**DATASET**
=====

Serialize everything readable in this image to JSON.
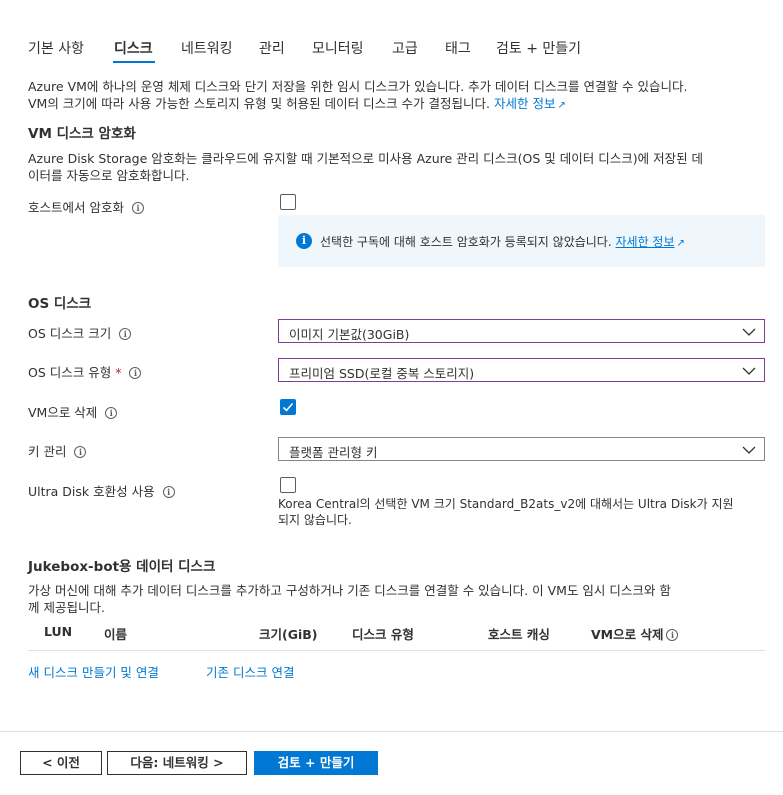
{
  "tabs": [
    {
      "label": "기본 사항"
    },
    {
      "label": "디스크"
    },
    {
      "label": "네트워킹"
    },
    {
      "label": "관리"
    },
    {
      "label": "모니터링"
    },
    {
      "label": "고급"
    },
    {
      "label": "태그"
    },
    {
      "label": "검토 + 만들기"
    }
  ],
  "active_tab": "디스크",
  "intro": {
    "line1": "Azure VM에 하나의 운영 체제 디스크와 단기 저장을 위한 임시 디스크가 있습니다. 추가 데이터 디스크를 연결할 수 있습니다.",
    "line2": "VM의 크기에 따라 사용 가능한 스토리지 유형 및 허용된 데이터 디스크 수가 결정됩니다.",
    "link": "자세한 정보"
  },
  "encryption": {
    "heading": "VM 디스크 암호화",
    "desc_line1": "Azure Disk Storage 암호화는 클라우드에 유지할 때 기본적으로 미사용 Azure 관리 디스크(OS 및 데이터 디스크)에 저장된 데",
    "desc_line2": "이터를 자동으로 암호화합니다.",
    "host_label": "호스트에서 암호화",
    "host_checked": false,
    "info_text": "선택한 구독에 대해 호스트 암호화가 등록되지 않았습니다.",
    "info_link": "자세한 정보"
  },
  "os_disk": {
    "heading": "OS 디스크",
    "size_label": "OS 디스크 크기",
    "size_value": "이미지 기본값(30GiB)",
    "type_label": "OS 디스크 유형",
    "required_mark": "*",
    "type_value": "프리미엄 SSD(로컬 중복 스토리지)",
    "delete_label": "VM으로 삭제",
    "delete_checked": true,
    "key_label": "키 관리",
    "key_value": "플랫폼 관리형 키",
    "ultra_label": "Ultra Disk 호환성 사용",
    "ultra_checked": false,
    "ultra_note_line1": "Korea Central의 선택한 VM 크기 Standard_B2ats_v2에 대해서는 Ultra Disk가 지원",
    "ultra_note_line2": "되지 않습니다."
  },
  "data_disks": {
    "heading": "Jukebox-bot용 데이터 디스크",
    "desc_line1": "가상 머신에 대해 추가 데이터 디스크를 추가하고 구성하거나 기존 디스크를 연결할 수 있습니다. 이 VM도 임시 디스크와 함",
    "desc_line2": "께 제공됩니다.",
    "columns": [
      "LUN",
      "이름",
      "크기(GiB)",
      "디스크 유형",
      "호스트 캐싱",
      "VM으로 삭제"
    ],
    "create_link": "새 디스크 만들기 및 연결",
    "attach_link": "기존 디스크 연결"
  },
  "footer": {
    "prev": "< 이전",
    "next": "다음: 네트워킹 >",
    "review": "검토 + 만들기"
  },
  "colors": {
    "accent": "#0078d4",
    "info_bg": "#eff6fc",
    "required": "#a4262c"
  }
}
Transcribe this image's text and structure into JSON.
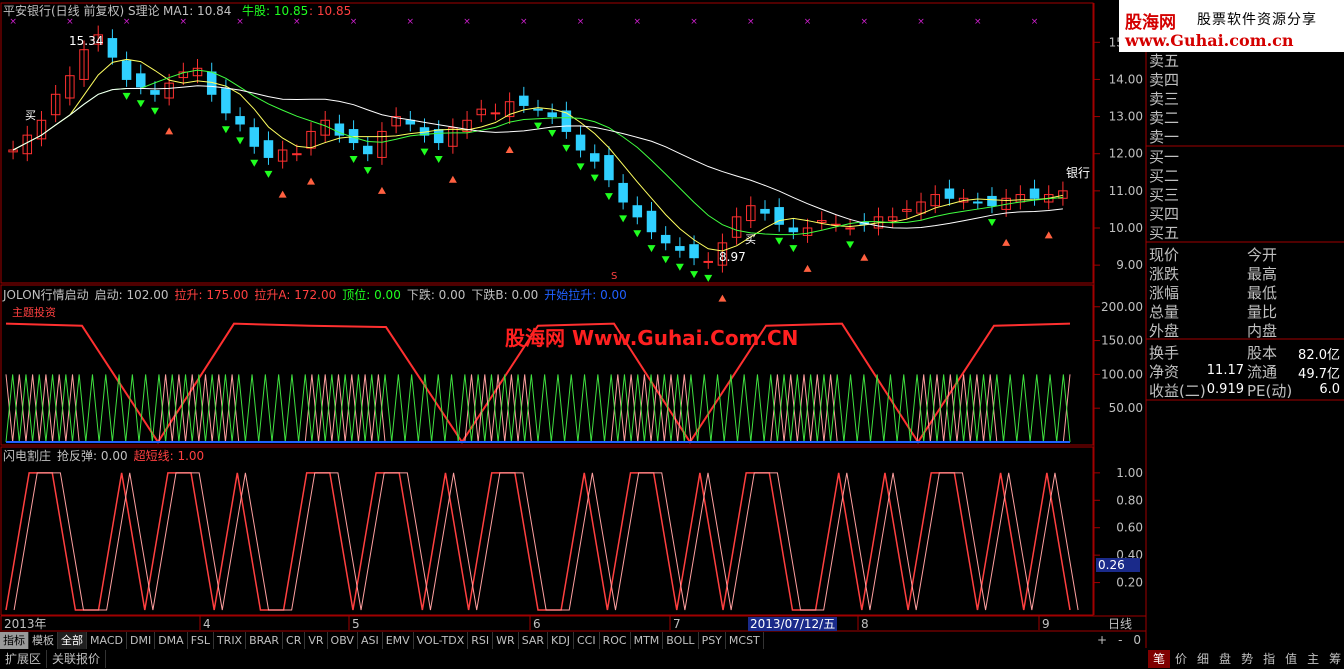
{
  "header": {
    "title": "平安银行(日线 前复权) S理论",
    "ma1": "MA1: 10.84",
    "niu": "牛股: 10.85",
    "niu2": ": 10.85"
  },
  "brand": {
    "logo": "股海网",
    "tagline": "股票软件资源分享",
    "url": "www.Guhai.com.cn"
  },
  "watermark": "股海网 Www.Guhai.Com.CN",
  "panel2": {
    "name": "JOLON行情启动",
    "items": [
      {
        "label": "启动: 102.00",
        "color": "#c0c0c0"
      },
      {
        "label": "拉升: 175.00",
        "color": "#ff4040"
      },
      {
        "label": "拉升A: 172.00",
        "color": "#ff4040"
      },
      {
        "label": "顶位: 0.00",
        "color": "#20ff20"
      },
      {
        "label": "下跌: 0.00",
        "color": "#c0c0c0"
      },
      {
        "label": "下跌B: 0.00",
        "color": "#c0c0c0"
      },
      {
        "label": "开始拉升: 0.00",
        "color": "#2060ff"
      }
    ],
    "label_zhuli": "主题投资"
  },
  "panel3": {
    "name": "闪电割庄",
    "items": [
      {
        "label": "抢反弹: 0.00",
        "color": "#c0c0c0"
      },
      {
        "label": "超短线: 1.00",
        "color": "#ff4040"
      }
    ],
    "current_value": "0.26"
  },
  "chart_annotations": {
    "high_label": "15.34",
    "low_label": "8.97",
    "stock_tag": "银行",
    "buy_marker": "买",
    "s_marker": "S"
  },
  "xaxis": {
    "labels": [
      "2013年",
      "4",
      "5",
      "6",
      "7",
      "8",
      "9"
    ],
    "cursor_date": "2013/07/12/五",
    "period": "日线"
  },
  "order_book": {
    "sells": [
      "卖五",
      "卖四",
      "卖三",
      "卖二",
      "卖一"
    ],
    "buys": [
      "买一",
      "买二",
      "买三",
      "买四",
      "买五"
    ]
  },
  "quote": {
    "left_labels": [
      "现价",
      "涨跌",
      "涨幅",
      "总量",
      "外盘"
    ],
    "right_labels": [
      "今开",
      "最高",
      "最低",
      "量比",
      "内盘"
    ],
    "rows": [
      {
        "l": "换手",
        "lv": "",
        "r": "股本",
        "rv": "82.0亿"
      },
      {
        "l": "净资",
        "lv": "11.17",
        "r": "流通",
        "rv": "49.7亿"
      },
      {
        "l": "收益(二)",
        "lv": "0.919",
        "r": "PE(动)",
        "rv": "6.0"
      }
    ]
  },
  "tabs": [
    "指标",
    "模板",
    "全部",
    "MACD",
    "DMI",
    "DMA",
    "FSL",
    "TRIX",
    "BRAR",
    "CR",
    "VR",
    "OBV",
    "ASI",
    "EMV",
    "VOL-TDX",
    "RSI",
    "WR",
    "SAR",
    "KDJ",
    "CCI",
    "ROC",
    "MTM",
    "BOLL",
    "PSY",
    "MCST"
  ],
  "bottom_tabs": [
    "扩展区",
    "关联报价"
  ],
  "right_tabs": [
    "笔",
    "价",
    "细",
    "盘",
    "势",
    "指",
    "值",
    "主",
    "筹"
  ],
  "zoom_controls": [
    "+",
    "-",
    "0"
  ],
  "chart_data": [
    {
      "type": "candlestick",
      "title": "平安银行(日线 前复权)",
      "y_ticks": [
        9.0,
        10.0,
        11.0,
        12.0,
        13.0,
        14.0,
        15.0
      ],
      "ylim": [
        8.6,
        15.6
      ],
      "series": [
        {
          "name": "close",
          "values": [
            12.1,
            12.5,
            12.9,
            13.6,
            14.1,
            14.8,
            15.2,
            14.6,
            14.0,
            13.8,
            13.6,
            13.9,
            14.2,
            14.3,
            13.6,
            13.1,
            12.8,
            12.2,
            11.9,
            12.1,
            12.0,
            12.6,
            12.9,
            12.5,
            12.3,
            12.0,
            12.6,
            13.0,
            12.8,
            12.5,
            12.3,
            12.7,
            12.9,
            13.2,
            13.1,
            13.4,
            13.3,
            13.2,
            13.0,
            12.6,
            12.1,
            11.8,
            11.3,
            10.7,
            10.3,
            9.9,
            9.6,
            9.4,
            9.2,
            9.1,
            9.6,
            10.3,
            10.6,
            10.4,
            10.1,
            9.9,
            10.0,
            10.2,
            10.1,
            10.0,
            10.1,
            10.3,
            10.3,
            10.5,
            10.7,
            10.9,
            10.8,
            10.8,
            10.7,
            10.6,
            10.8,
            10.9,
            10.8,
            10.9,
            11.0
          ]
        }
      ]
    },
    {
      "type": "line",
      "title": "JOLON行情启动",
      "y_ticks": [
        50.0,
        100.0,
        150.0,
        200.0
      ],
      "ylim": [
        0,
        210
      ],
      "series": [
        {
          "name": "拉升",
          "values": [
            175,
            172,
            0,
            175,
            172,
            170,
            0,
            172,
            175,
            0,
            172,
            175,
            0,
            172,
            175
          ]
        },
        {
          "name": "启动",
          "values": [
            100,
            0,
            100,
            0,
            100,
            0,
            100,
            0,
            100,
            0,
            100,
            0,
            100,
            0,
            100
          ]
        }
      ]
    },
    {
      "type": "line",
      "title": "闪电割庄",
      "y_ticks": [
        0.2,
        0.4,
        0.6,
        0.8,
        1.0
      ],
      "ylim": [
        0,
        1.05
      ],
      "series": [
        {
          "name": "超短线",
          "values": [
            0,
            1,
            1,
            0,
            0,
            1,
            0,
            1,
            1,
            0,
            1,
            0,
            0,
            1,
            1,
            0,
            1,
            1,
            0,
            1,
            0,
            1,
            1,
            0,
            0,
            1,
            0,
            1,
            1,
            0,
            1,
            0,
            1,
            1,
            0,
            0,
            1,
            0,
            1,
            0,
            1,
            1,
            0,
            1,
            0,
            1,
            0
          ]
        }
      ]
    }
  ]
}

=====

**TASK DIRECTIONS**
Identify each line in the records above containing the word "平安银行"; copy those lines.

**REPLY**
    "title": "平安银行(日线 前复权) S理论",
      "title": "平安银行(日线 前复权)",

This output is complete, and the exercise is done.